Copy out all the data, word for word.

— start of PROVIDED ENTRIES —

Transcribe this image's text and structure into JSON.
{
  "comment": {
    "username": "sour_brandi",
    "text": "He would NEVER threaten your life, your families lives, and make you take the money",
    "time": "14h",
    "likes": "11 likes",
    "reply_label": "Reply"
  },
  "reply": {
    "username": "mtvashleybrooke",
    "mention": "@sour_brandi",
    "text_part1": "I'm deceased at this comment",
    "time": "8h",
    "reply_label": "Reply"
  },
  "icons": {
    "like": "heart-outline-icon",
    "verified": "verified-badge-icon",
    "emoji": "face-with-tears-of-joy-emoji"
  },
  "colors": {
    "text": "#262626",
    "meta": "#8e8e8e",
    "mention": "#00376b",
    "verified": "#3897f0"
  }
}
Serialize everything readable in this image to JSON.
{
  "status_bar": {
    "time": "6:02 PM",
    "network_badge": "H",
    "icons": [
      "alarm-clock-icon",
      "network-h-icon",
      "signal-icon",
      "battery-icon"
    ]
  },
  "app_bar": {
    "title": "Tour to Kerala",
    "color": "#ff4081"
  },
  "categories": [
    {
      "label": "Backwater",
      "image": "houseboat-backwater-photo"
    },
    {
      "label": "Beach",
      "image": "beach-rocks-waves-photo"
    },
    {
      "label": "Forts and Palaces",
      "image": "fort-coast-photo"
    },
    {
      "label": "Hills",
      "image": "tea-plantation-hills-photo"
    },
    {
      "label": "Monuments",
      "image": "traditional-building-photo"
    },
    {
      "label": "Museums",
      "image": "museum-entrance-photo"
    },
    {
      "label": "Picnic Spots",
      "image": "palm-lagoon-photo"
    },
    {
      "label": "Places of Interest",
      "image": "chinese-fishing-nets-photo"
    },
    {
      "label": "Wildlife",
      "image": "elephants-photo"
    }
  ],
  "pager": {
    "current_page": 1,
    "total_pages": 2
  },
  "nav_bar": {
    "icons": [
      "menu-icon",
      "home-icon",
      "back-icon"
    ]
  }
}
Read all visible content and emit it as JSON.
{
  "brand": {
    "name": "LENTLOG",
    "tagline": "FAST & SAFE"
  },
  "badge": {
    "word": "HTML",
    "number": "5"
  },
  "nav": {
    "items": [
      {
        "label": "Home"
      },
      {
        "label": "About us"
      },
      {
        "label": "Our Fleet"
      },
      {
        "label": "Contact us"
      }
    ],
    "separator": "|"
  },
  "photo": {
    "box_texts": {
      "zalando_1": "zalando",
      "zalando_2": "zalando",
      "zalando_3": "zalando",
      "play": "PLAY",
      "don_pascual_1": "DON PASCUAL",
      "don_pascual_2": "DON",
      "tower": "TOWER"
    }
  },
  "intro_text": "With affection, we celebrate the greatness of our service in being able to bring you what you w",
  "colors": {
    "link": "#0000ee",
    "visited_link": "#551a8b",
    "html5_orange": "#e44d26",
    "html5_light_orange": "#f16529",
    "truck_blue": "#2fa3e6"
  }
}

— end of PROVIDED ENTRIES —

• EXERCISE OUTPUT
Transcribe this image's text and structure into JSON.
{
  "comment": {
    "username": "sour_brandi",
    "text": "He would NEVER threaten your life, your families lives, and make you take the money",
    "time": "14h",
    "likes": "11 likes",
    "reply_label": "Reply"
  },
  "reply": {
    "username": "mtvashleybrooke",
    "mention": "@sour_brandi",
    "text_part1": "I'm deceased at this comment",
    "time": "8h",
    "reply_label": "Reply"
  },
  "icons": {
    "like": "heart-outline-icon",
    "verified": "verified-badge-icon",
    "emoji": "face-with-tears-of-joy-emoji"
  },
  "colors": {
    "text": "#262626",
    "meta": "#8e8e8e",
    "mention": "#00376b",
    "verified": "#3897f0"
  }
}
Serialize everything readable in this image to JSON.
{
  "status_bar": {
    "time": "6:02 PM",
    "network_badge": "H",
    "icons": [
      "alarm-clock-icon",
      "network-h-icon",
      "signal-icon",
      "battery-icon"
    ]
  },
  "app_bar": {
    "title": "Tour to Kerala",
    "color": "#ff4081"
  },
  "categories": [
    {
      "label": "Backwater",
      "image": "houseboat-backwater-photo"
    },
    {
      "label": "Beach",
      "image": "beach-rocks-waves-photo"
    },
    {
      "label": "Forts and Palaces",
      "image": "fort-coast-photo"
    },
    {
      "label": "Hills",
      "image": "tea-plantation-hills-photo"
    },
    {
      "label": "Monuments",
      "image": "traditional-building-photo"
    },
    {
      "label": "Museums",
      "image": "museum-entrance-photo"
    },
    {
      "label": "Picnic Spots",
      "image": "palm-lagoon-photo"
    },
    {
      "label": "Places of Interest",
      "image": "chinese-fishing-nets-photo"
    },
    {
      "label": "Wildlife",
      "image": "elephants-photo"
    }
  ],
  "pager": {
    "current_page": 1,
    "total_pages": 2
  },
  "nav_bar": {
    "icons": [
      "menu-icon",
      "home-icon",
      "back-icon"
    ]
  }
}
Read all visible content and emit it as JSON.
{
  "brand": {
    "name": "LENTLOG",
    "tagline": "FAST & SAFE"
  },
  "badge": {
    "word": "HTML",
    "number": "5"
  },
  "nav": {
    "items": [
      {
        "label": "Home"
      },
      {
        "label": "About us"
      },
      {
        "label": "Our Fleet"
      },
      {
        "label": "Contact us"
      }
    ],
    "separator": "|"
  },
  "photo": {
    "box_texts": {
      "zalando_1": "zalando",
      "zalando_2": "zalando",
      "zalando_3": "zalando",
      "play": "PLAY",
      "don_pascual_1": "DON PASCUAL",
      "don_pascual_2": "DON",
      "tower": "TOWER"
    }
  },
  "intro_text": "With affection, we celebrate the greatness of our service in being able to bring you what you w",
  "colors": {
    "link": "#0000ee",
    "visited_link": "#551a8b",
    "html5_orange": "#e44d26",
    "html5_light_orange": "#f16529",
    "truck_blue": "#2fa3e6"
  }
}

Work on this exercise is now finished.